- [SOURCE TEXT]:
Today’s post is a question I received via email this week from a student teacher feeling “ill-prepared” for her first teaching job this fall:
I am a 23-year-old student teacher wrapping up my ST semester. Much to my dismay, I have not had the best experience due to my cooperating teacher being very gossipy, harshly critical, and a micromanager. I have managed to finish strong, but I feel a bit of imposter syndrome since my CT has not given me any control or left the classroom much at all during the semester. I feel ill-prepared to take on a classroom of my own in the fall. Do you have any advice for how to go into my first year of teaching with confidence despite the disadvantages I have dealt with?
*Not her real name. Email used with permission.
My answer (cozy up because I had a LOT to say about this one):
Resources mentioned in the video
• Neil Gaiman’s “Make Good Art” speech:
• Free 20Time project-based learning materials:
• Free calendars for English 9-10:
• Free calendar for English 11/American Literature:
• Quarter Trios (classroom community builder + sponge games) explainer video:
• My shop on TeachersPayTeachers.com:
Connect with me!
• Comment on the video.
• Like the video and subscribe to my YouTube channel. Tedious, I know, but this really does help other folks find me and gives me a little jolt of happiness.
• Grab a free download or buy something: https://www.teacherspayteachers.com/Store/Laura-Randazzo
• On Instagram: @randazzo_laura
• On Facebook: @randazzled
• On TikTok: @randazzled
Okay, blog family, what have I forgotten? What’s your advice to Jackie and all of the other soon-to-be first-year teachers feeling that same lack of confidence? Let’s fill up those teachers’ toolboxes!
8 thoughts on “Help a Stressed Out New Teacher?”
Laura…. Perfect advice to “Jackie.” I find so many teachers treat their insecurity with negative behaviors … degrading others, complaining about administration, and lamenting over their horrible students….!

- [GIVEN RECORDS]:
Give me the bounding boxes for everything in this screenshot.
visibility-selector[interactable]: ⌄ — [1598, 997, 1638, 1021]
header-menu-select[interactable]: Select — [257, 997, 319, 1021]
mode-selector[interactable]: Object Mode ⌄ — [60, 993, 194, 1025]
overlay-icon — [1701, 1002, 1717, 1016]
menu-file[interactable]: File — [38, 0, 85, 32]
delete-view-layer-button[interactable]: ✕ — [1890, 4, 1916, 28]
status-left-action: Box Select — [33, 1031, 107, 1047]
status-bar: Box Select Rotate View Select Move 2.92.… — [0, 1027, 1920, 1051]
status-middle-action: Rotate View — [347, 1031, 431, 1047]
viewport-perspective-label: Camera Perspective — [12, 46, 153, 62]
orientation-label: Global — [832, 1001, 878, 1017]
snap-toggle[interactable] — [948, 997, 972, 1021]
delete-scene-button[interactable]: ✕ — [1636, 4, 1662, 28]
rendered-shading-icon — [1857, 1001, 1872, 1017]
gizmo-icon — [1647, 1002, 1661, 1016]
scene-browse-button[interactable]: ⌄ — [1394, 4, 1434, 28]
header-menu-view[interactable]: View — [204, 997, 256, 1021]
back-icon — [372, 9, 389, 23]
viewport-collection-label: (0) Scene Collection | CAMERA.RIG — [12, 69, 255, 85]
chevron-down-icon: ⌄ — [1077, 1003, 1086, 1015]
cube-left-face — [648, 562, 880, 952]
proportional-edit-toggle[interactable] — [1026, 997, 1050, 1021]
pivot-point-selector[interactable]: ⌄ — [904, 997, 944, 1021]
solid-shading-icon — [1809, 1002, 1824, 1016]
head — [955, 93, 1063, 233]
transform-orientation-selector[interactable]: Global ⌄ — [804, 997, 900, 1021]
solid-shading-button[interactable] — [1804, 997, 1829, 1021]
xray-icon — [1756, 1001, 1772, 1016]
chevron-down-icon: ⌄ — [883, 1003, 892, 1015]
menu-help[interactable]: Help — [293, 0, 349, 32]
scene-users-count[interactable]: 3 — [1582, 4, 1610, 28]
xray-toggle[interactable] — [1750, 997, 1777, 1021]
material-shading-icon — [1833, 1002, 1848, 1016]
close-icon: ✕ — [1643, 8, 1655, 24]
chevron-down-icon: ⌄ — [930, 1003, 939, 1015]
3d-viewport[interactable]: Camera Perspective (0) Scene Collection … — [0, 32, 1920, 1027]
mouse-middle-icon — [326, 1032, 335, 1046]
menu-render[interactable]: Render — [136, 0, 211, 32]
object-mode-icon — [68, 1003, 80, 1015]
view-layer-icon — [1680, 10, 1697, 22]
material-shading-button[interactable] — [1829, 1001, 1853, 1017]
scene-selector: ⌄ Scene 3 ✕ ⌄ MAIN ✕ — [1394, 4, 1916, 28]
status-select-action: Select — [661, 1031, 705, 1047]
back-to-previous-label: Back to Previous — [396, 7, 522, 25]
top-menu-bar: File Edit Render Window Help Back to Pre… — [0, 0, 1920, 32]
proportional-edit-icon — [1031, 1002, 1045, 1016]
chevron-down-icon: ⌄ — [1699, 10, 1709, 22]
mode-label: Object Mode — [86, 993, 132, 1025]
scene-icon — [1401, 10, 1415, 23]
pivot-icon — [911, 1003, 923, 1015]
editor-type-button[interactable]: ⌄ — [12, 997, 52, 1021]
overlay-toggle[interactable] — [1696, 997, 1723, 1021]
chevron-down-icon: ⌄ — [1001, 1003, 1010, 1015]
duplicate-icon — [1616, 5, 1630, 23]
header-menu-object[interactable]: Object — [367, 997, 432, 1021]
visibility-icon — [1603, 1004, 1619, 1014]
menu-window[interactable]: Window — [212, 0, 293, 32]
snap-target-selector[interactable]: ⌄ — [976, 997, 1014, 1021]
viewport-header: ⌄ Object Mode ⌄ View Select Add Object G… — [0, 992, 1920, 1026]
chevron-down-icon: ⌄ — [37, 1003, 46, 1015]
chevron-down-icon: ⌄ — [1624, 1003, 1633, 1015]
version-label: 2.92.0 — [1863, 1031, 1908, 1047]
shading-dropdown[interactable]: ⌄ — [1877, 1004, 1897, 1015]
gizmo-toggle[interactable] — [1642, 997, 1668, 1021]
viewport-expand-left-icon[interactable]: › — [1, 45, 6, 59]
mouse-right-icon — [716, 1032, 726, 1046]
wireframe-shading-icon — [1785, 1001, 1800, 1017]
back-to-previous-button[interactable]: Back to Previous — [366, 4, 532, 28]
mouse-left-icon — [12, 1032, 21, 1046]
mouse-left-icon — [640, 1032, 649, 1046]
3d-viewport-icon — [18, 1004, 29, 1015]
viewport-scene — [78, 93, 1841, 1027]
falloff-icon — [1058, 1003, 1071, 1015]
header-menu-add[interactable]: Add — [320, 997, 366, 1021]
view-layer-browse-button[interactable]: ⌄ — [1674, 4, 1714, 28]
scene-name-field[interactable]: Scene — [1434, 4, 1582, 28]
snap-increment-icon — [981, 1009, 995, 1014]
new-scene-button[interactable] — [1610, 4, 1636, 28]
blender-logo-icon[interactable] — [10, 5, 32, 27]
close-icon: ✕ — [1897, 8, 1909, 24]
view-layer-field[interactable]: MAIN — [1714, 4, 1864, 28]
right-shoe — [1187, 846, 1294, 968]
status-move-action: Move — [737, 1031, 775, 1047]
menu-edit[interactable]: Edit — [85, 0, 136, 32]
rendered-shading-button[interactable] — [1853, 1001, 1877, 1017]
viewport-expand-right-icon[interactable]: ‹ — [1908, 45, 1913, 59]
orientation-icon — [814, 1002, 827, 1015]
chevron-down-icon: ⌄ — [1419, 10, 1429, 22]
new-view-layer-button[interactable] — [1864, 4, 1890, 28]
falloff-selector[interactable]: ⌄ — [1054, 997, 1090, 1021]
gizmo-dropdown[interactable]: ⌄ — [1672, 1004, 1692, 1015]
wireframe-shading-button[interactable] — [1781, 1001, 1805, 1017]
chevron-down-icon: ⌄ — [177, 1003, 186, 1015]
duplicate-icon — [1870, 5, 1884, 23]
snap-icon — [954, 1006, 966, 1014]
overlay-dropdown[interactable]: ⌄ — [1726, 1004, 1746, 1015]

- [PROBLEMS AND TASKS]:
(a) Quote the blog post on advice for a new teacher, starting at "8 thoughts on" and ending at "their horrible students….!".
(b) Extend the blog post on advice for a new teacher, picking up right after its last sentence.
The records come from a separate source, not from the blog post on advice for a new teacher.

- [ACTIVITY ANSWERS]:
(a)
8 thoughts on “Help a Stressed Out New Teacher?”
Laura…. Perfect advice to “Jackie.” I find so many teachers treat their insecurity with negative behaviors … degrading others, complaining about administration, and lamenting over their horrible students….!

(b)
I have taught for more than two decades as well! I completely agree that believing in yourself is crucial. This is not a job filled with praise or accolades. Those are few and far between; we build our craft through the influence of people we trust! Don’t join the negative, back-biting team! Their numbers are already too large in this extremely crucial profession!
Yes, Lynnly, yes! We have to protect our peace and preserve our optimism. So many folks on so many sides for so many reasons want to pop our balloon. There are, though, many wonderful folks who just keep showing up and doing the good work. Hoping our younger folks are able to keep their eyes open and find those oxygen tanks. Thanks for walking this path with me for all these years, Lynnly. ❤️
Hi Laura, I love, love, love, your video. I loved the way you inspired the student but also gave a realistic side to the job. I have cerebral palsy and wanted to be a special ed teacher, but I didn’t have the support I needed, because I didn’t know how to find the support that I needed. Now, that I am a parent of a 2nd grader, I see how much teachers do for their students. I would like to create a project where I can be a support to the teachers like maybe make templates for a weekly newsletter to the parents(that’s just an example). I just want let the teacher know that I’m there for them, so maybe they’ll feel less stress and can be there more their students. Do you have any suggestions how I can relay this to the teachers without
sounding like I’m CRAZY or get into their business?? I hope all of this made sense to you and any questions and comments will be answered and appreciated.
How lovely, Anne, to want to be supportive of teachers. That’s always a good and welcomed thing! If your child’s current teacher is already sending out a newsletter, I’d check with them to see how you could make that process easier for them. If they’re not interested in building a newsletter, you could also post your templates on TeachersPayTeachers.com to help an international community of educators. Lots of options! 🙂
Thanks, Laura, for the suggestions and the advice.
My pleasure, Anne! Glad you’re here with me. 🙂
Dear Laura . . . Good advice as always. Nothing can prepare you for the moment you step into your first classroom for the first time and you realize you are going to be alone with 30+ students and all that entails. It is terrifying and exciting all at the same time. I always tell new teachers that it takes about 5 years before you start to feel confident about teaching. There are too many moving parts and lots of things about working in a school that college does not prepare you for. Every year is different. However, it is the hardest job you will ever love. This year has been the hardest year of my 28 years, but I still love the art of teaching.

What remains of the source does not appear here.